>> BEGIN EXERCISE MATERIALS

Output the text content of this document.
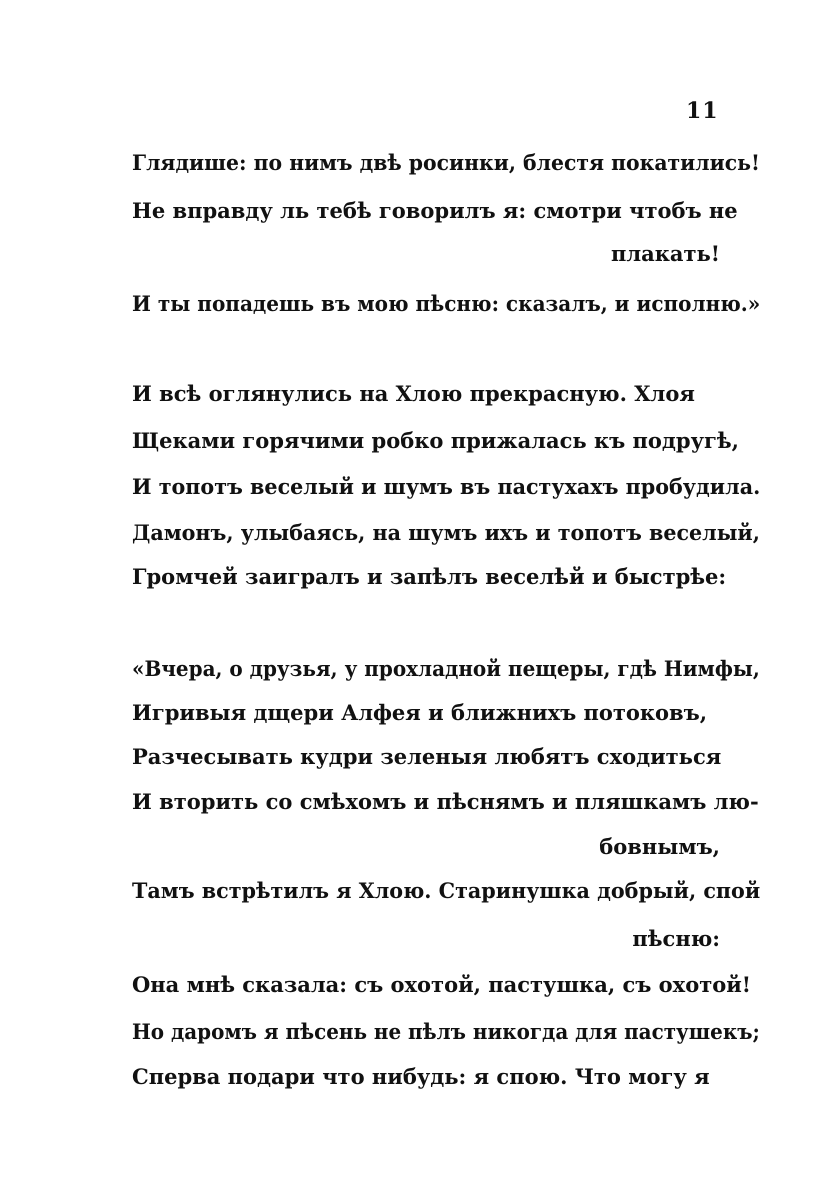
11
Глядише: по нимъ двѣ росинки, блестя покатились!
Не вправду ль тебѣ говорилъ я: смотри чтобъ не
плакать!
И ты попадешь въ мою пѣсню: сказалъ, и исполню.»
И всѣ оглянулись на Хлою прекрасную. Хлоя
Щеками горячими робко прижалась къ подругѣ,
И топотъ веселый и шумъ въ пастухахъ пробудила.
Дамонъ, улыбаясь, на шумъ ихъ и топотъ веселый,
Громчей заигралъ и запѣлъ веселѣй и быстрѣе:
«Вчера, о друзья, у прохладной пещеры, гдѣ Нимфы,
Игривыя дщери Алфея и ближнихъ потоковъ,
Разчесывать кудри зеленыя любятъ сходиться
И вторить со смѣхомъ и пѣснямъ и пляшкамъ лю-
бовнымъ,
Тамъ встрѣтилъ я Хлою. Старинушка добрый, спой
пѣсню:
Она мнѣ сказала: съ охотой, пастушка, съ охотой!
Но даромъ я пѣсень не пѣлъ никогда для пастушекъ;
Сперва подари что нибудь: я спою. Что могу я
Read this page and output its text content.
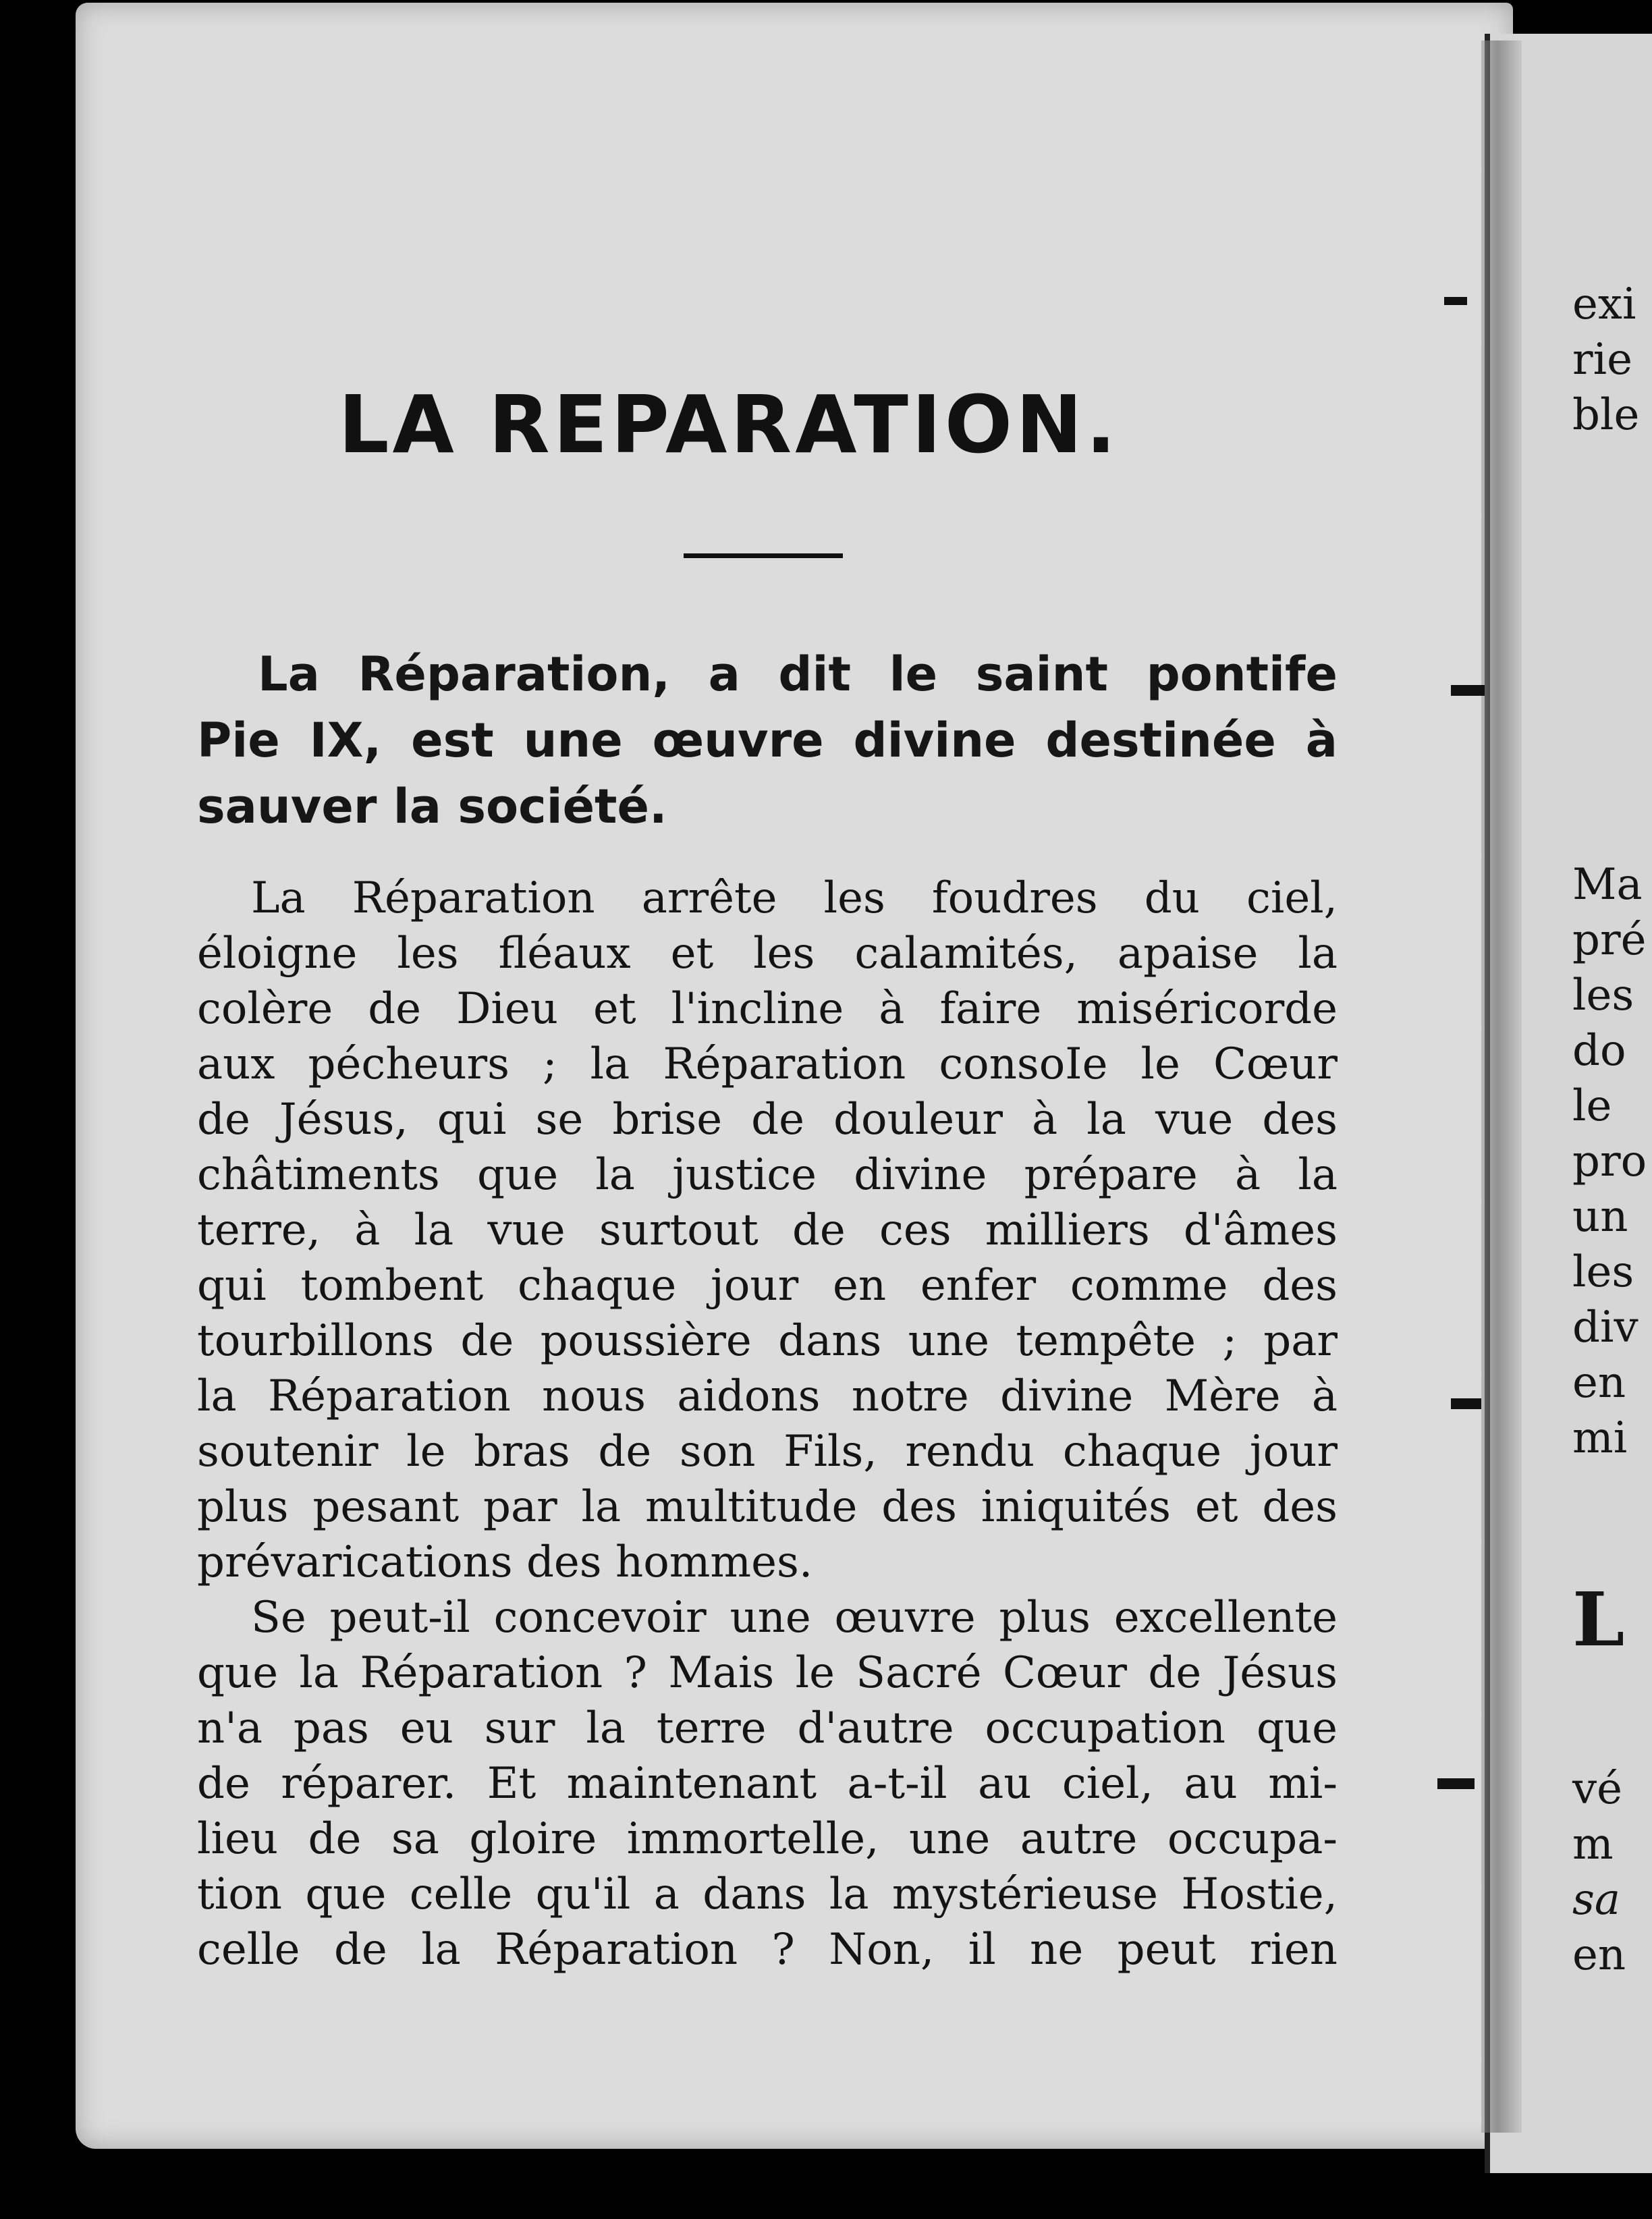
LA REPARATION.

La Réparation, a dit le saint pontife
Pie IX, est une œuvre divine destinée à
sauver la société.

La Réparation arrête les foudres du ciel,
éloigne les fléaux et les calamités, apaise la
colère de Dieu et l'incline à faire miséricorde
aux pécheurs ; la Réparation consoIe le Cœur
de Jésus, qui se brise de douleur à la vue des
châtiments que la justice divine prépare à la
terre, à la vue surtout de ces milliers d'âmes
qui tombent chaque jour en enfer comme des
tourbillons de poussière dans une tempête ; par
la Réparation nous aidons notre divine Mère à
soutenir le bras de son Fils, rendu chaque jour
plus pesant par la multitude des iniquités et des
prévarications des hommes.
Se peut-il concevoir une œuvre plus excellente
que la Réparation ? Mais le Sacré Cœur de Jésus
n'a pas eu sur la terre d'autre occupation que
de réparer. Et maintenant a-t-il au ciel, au mi-
lieu de sa gloire immortelle, une autre occupa-
tion que celle qu'il a dans la mystérieuse Hostie,
celle de la Réparation ? Non, il ne peut rien
exi
rie
ble
Ma
pré
les
do
le
pro
un
les
div
en
mi
L
vé
m
sa
en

>> END EXERCISE MATERIALS

EXERCISE PROMPT →
Exclude the images, then output the data above word for word.

EXERCISE SOLUTION →
Output the text content of this document.
11
Глядише: по нимъ двѣ росинки, блестя покатились!
Не вправду ль тебѣ говорилъ я: смотри чтобъ не
плакать!
И ты попадешь въ мою пѣсню: сказалъ, и исполню.»
И всѣ оглянулись на Хлою прекрасную. Хлоя
Щеками горячими робко прижалась къ подругѣ,
И топотъ веселый и шумъ въ пастухахъ пробудила.
Дамонъ, улыбаясь, на шумъ ихъ и топотъ веселый,
Громчей заигралъ и запѣлъ веселѣй и быстрѣе:
«Вчера, о друзья, у прохладной пещеры, гдѣ Нимфы,
Игривыя дщери Алфея и ближнихъ потоковъ,
Разчесывать кудри зеленыя любятъ сходиться
И вторить со смѣхомъ и пѣснямъ и пляшкамъ лю-
бовнымъ,
Тамъ встрѣтилъ я Хлою. Старинушка добрый, спой
пѣсню:
Она мнѣ сказала: съ охотой, пастушка, съ охотой!
Но даромъ я пѣсень не пѣлъ никогда для пастушекъ;
Сперва подари что нибудь: я спою. Что могу я
Read this page and output its text content.
LA REPARATION.

La Réparation, a dit le saint pontife
Pie IX, est une œuvre divine destinée à
sauver la société.

La Réparation arrête les foudres du ciel,
éloigne les fléaux et les calamités, apaise la
colère de Dieu et l'incline à faire miséricorde
aux pécheurs ; la Réparation consoIe le Cœur
de Jésus, qui se brise de douleur à la vue des
châtiments que la justice divine prépare à la
terre, à la vue surtout de ces milliers d'âmes
qui tombent chaque jour en enfer comme des
tourbillons de poussière dans une tempête ; par
la Réparation nous aidons notre divine Mère à
soutenir le bras de son Fils, rendu chaque jour
plus pesant par la multitude des iniquités et des
prévarications des hommes.
Se peut-il concevoir une œuvre plus excellente
que la Réparation ? Mais le Sacré Cœur de Jésus
n'a pas eu sur la terre d'autre occupation que
de réparer. Et maintenant a-t-il au ciel, au mi-
lieu de sa gloire immortelle, une autre occupa-
tion que celle qu'il a dans la mystérieuse Hostie,
celle de la Réparation ? Non, il ne peut rien
exi
rie
ble
Ma
pré
les
do
le
pro
un
les
div
en
mi
L
vé
m
sa
en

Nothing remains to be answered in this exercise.